» Exercise directions: In the material below, find each line holding the string "nicht" and copy it.

Data entries:
## Start

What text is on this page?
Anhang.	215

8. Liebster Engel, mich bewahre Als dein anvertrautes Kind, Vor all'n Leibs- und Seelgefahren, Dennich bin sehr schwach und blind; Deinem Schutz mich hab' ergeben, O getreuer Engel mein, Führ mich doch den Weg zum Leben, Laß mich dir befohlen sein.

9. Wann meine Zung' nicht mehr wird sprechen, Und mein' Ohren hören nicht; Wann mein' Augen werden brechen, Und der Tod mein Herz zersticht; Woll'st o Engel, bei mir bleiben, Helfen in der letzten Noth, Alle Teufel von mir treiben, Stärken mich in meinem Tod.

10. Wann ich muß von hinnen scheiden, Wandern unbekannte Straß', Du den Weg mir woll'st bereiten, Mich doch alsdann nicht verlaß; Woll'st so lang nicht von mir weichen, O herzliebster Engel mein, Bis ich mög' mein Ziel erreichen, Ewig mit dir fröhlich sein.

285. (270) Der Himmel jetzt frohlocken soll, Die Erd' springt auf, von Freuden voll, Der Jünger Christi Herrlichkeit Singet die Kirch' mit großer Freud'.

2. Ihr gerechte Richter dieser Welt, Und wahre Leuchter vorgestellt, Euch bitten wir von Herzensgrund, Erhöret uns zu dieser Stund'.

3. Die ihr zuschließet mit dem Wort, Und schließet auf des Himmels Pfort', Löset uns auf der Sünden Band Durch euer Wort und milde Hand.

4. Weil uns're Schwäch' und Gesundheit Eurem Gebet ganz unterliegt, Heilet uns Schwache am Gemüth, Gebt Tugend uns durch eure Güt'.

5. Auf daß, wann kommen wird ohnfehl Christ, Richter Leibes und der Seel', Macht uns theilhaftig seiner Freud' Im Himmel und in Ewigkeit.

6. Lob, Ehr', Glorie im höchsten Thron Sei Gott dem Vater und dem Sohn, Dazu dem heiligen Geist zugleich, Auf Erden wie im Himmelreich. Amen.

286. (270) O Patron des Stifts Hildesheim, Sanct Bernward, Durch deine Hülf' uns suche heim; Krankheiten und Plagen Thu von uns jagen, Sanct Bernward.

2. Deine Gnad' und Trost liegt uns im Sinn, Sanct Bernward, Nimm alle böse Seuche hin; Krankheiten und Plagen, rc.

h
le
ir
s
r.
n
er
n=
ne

## End

» Output of the task:
9. Wann meine Zung' nicht mehr wird sprechen, Und mein' Ohren hören nicht; Wann mein' Augen werden brechen, Und der Tod mein Herz zersticht; Woll'st o Engel, bei mir bleiben, Helfen in der letzten Noth, Alle Teufel von mir treiben, Stärken mich in meinem Tod.
10. Wann ich muß von hinnen scheiden, Wandern unbekannte Straß', Du den Weg mir woll'st bereiten, Mich doch alsdann nicht verlaß; Woll'st so lang nicht von mir weichen, O herzliebster Engel mein, Bis ich mög' mein Ziel erreichen, Ewig mit dir fröhlich sein.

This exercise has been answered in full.